AIM OF THE EXERCISE
Select lines where the word "Počet" appears.

DATA FOR THIS TASK
......

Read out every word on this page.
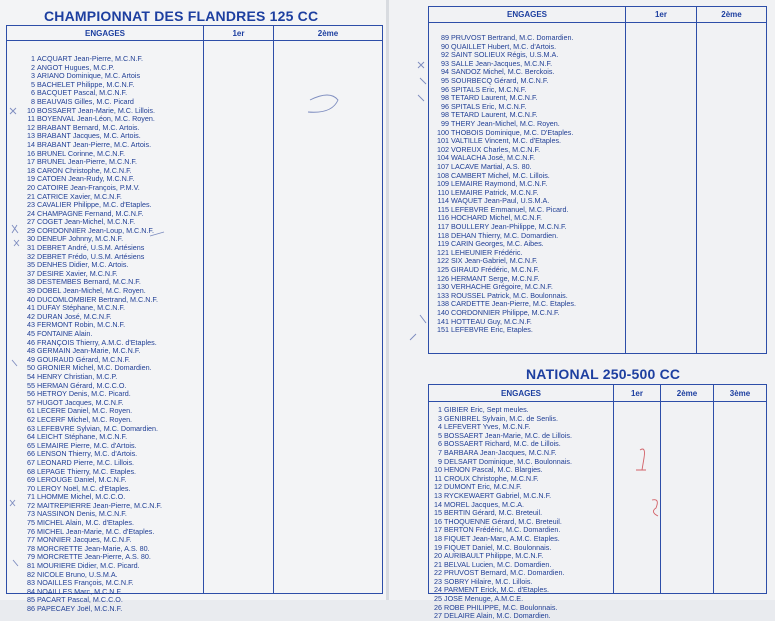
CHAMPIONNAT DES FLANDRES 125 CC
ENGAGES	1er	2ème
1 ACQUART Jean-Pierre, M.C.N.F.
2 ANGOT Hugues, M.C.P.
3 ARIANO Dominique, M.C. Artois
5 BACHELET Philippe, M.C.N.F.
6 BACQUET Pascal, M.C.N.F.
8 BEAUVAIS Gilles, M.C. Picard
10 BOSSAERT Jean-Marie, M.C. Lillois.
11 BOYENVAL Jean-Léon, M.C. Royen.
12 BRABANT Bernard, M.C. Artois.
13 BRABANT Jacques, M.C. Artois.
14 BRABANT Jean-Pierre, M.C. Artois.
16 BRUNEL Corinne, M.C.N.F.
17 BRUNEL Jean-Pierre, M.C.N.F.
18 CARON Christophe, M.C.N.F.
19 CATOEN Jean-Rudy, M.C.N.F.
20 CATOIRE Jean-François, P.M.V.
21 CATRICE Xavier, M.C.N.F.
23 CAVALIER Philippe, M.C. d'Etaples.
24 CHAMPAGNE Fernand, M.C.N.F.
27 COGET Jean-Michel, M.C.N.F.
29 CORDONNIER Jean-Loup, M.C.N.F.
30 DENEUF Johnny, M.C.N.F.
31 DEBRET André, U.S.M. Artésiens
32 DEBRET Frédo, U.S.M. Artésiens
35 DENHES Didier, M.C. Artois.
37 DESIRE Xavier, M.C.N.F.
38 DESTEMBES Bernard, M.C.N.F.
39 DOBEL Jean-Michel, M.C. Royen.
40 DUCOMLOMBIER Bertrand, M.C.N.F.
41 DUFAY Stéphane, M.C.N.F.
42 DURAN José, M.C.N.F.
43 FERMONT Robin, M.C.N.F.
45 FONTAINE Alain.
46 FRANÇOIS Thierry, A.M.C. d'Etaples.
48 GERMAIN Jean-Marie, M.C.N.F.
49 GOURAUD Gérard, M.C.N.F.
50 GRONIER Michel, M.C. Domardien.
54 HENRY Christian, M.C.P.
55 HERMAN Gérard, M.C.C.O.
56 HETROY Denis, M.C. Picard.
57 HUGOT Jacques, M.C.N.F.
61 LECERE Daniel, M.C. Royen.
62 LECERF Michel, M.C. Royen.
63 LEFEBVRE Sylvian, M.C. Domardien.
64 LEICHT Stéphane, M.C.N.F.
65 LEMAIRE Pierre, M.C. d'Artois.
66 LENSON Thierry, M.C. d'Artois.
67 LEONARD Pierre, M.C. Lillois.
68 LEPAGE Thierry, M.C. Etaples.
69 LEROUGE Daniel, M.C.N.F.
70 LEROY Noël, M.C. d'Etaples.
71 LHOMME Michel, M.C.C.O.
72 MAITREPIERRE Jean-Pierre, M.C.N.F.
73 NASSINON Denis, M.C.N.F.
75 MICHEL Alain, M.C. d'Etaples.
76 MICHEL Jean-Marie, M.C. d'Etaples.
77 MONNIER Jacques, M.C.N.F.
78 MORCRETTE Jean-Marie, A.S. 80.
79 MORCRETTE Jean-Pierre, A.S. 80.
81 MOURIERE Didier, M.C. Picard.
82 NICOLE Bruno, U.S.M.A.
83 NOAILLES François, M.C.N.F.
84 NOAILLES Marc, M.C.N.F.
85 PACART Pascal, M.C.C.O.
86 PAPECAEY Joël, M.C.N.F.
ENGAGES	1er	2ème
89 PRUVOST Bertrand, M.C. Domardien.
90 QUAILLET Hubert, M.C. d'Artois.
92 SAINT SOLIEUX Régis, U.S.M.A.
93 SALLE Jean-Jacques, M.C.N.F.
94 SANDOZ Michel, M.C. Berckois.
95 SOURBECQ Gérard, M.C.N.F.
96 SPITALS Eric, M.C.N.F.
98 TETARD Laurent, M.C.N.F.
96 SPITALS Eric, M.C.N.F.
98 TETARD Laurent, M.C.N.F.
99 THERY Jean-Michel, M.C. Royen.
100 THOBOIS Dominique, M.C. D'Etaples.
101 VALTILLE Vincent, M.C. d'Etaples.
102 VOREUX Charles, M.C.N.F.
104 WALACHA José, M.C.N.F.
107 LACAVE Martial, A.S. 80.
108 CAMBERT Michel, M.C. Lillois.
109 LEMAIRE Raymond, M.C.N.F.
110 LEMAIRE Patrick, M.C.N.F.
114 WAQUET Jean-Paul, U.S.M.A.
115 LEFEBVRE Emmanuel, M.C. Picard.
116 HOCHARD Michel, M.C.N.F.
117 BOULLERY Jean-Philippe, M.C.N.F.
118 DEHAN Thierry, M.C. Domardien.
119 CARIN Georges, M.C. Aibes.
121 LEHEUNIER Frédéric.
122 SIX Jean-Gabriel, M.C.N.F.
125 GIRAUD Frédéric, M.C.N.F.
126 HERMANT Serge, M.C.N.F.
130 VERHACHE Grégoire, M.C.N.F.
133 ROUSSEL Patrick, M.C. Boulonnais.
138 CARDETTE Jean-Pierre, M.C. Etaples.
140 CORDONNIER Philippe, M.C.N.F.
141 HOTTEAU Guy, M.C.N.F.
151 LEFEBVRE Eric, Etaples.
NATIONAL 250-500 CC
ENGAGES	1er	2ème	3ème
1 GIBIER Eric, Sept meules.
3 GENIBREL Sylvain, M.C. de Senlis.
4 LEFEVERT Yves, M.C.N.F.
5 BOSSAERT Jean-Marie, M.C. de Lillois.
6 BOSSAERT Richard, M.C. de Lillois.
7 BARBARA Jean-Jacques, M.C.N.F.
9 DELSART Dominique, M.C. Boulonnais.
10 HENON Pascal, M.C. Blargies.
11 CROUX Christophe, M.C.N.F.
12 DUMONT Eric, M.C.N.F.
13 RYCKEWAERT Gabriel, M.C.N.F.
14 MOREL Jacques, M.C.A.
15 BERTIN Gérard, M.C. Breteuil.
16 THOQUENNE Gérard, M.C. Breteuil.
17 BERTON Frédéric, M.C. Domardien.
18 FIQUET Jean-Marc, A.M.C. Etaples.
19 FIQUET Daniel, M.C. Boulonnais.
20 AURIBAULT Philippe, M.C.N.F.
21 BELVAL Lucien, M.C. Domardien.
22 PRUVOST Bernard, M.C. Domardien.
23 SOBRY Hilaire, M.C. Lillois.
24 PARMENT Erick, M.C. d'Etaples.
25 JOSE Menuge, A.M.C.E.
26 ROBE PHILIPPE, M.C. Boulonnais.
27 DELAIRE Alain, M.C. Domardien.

......

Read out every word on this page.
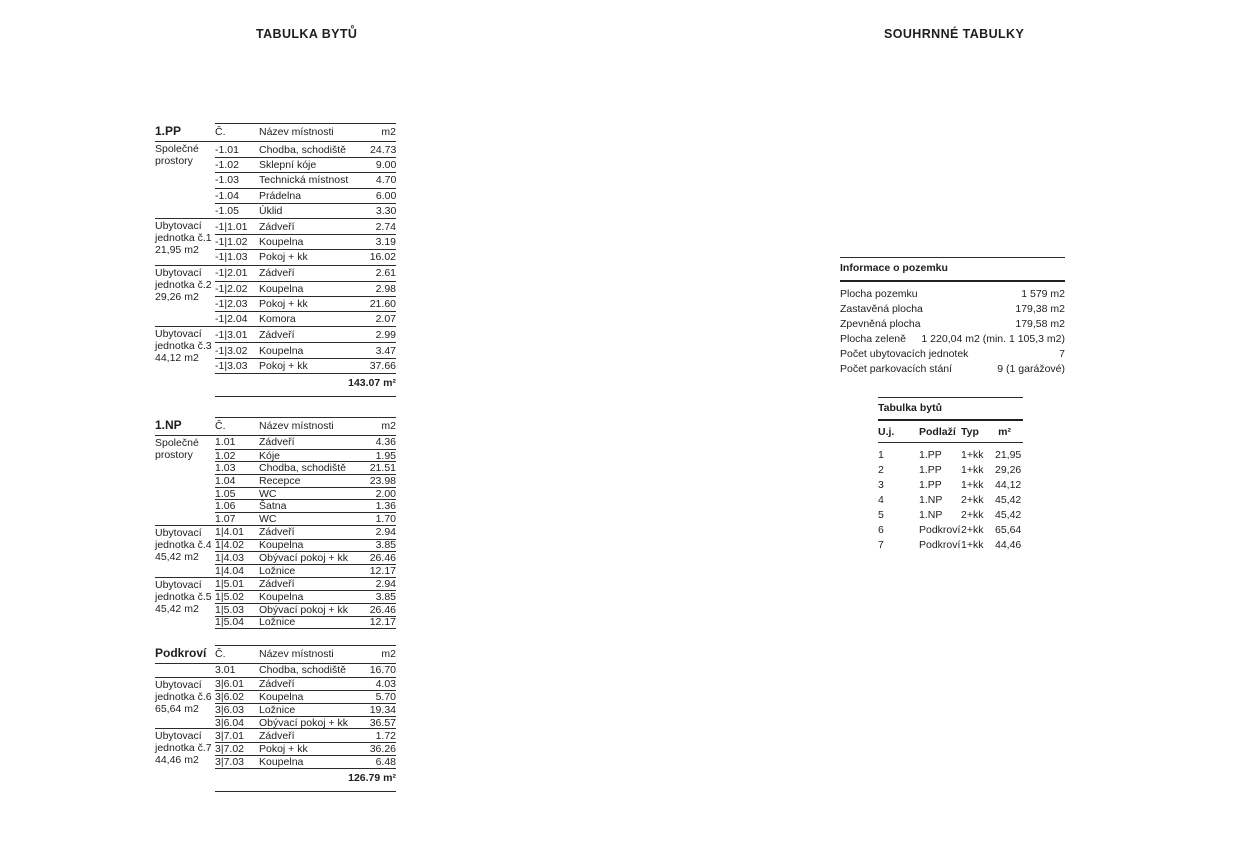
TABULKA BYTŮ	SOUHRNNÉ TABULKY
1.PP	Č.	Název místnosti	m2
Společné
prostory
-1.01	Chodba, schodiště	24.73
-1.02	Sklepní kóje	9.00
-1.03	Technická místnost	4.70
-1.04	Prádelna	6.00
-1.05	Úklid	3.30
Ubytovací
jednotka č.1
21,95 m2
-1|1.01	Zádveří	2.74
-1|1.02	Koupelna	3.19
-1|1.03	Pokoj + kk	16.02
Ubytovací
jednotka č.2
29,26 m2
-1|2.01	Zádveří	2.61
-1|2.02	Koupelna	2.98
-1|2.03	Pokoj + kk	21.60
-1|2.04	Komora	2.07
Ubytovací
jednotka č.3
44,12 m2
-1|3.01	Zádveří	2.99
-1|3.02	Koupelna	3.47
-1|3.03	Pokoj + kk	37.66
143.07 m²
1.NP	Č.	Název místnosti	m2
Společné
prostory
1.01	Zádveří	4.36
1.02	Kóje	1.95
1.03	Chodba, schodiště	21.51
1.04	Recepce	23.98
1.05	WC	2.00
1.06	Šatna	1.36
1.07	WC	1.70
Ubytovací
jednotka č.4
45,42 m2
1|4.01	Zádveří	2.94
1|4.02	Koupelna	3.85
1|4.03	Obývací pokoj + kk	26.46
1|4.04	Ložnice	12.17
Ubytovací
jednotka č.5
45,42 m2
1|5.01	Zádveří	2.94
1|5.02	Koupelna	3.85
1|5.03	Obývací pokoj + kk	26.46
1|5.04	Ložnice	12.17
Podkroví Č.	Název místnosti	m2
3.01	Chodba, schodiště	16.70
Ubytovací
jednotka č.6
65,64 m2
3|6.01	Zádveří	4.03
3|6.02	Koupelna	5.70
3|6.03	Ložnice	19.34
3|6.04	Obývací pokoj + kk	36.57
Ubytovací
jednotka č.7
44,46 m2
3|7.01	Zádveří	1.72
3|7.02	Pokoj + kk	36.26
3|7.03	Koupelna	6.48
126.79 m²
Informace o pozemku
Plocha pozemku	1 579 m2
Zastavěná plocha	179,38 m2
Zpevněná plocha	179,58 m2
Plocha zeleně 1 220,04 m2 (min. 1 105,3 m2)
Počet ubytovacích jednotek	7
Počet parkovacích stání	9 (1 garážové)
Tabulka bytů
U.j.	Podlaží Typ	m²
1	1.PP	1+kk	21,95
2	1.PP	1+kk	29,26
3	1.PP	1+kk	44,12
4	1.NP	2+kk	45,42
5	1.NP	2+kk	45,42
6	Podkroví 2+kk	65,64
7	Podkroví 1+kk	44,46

......

SOLUTION TO THIS TASK
Počet ubytovacích jednotek	7
Počet parkovacích stání	9 (1 garážové)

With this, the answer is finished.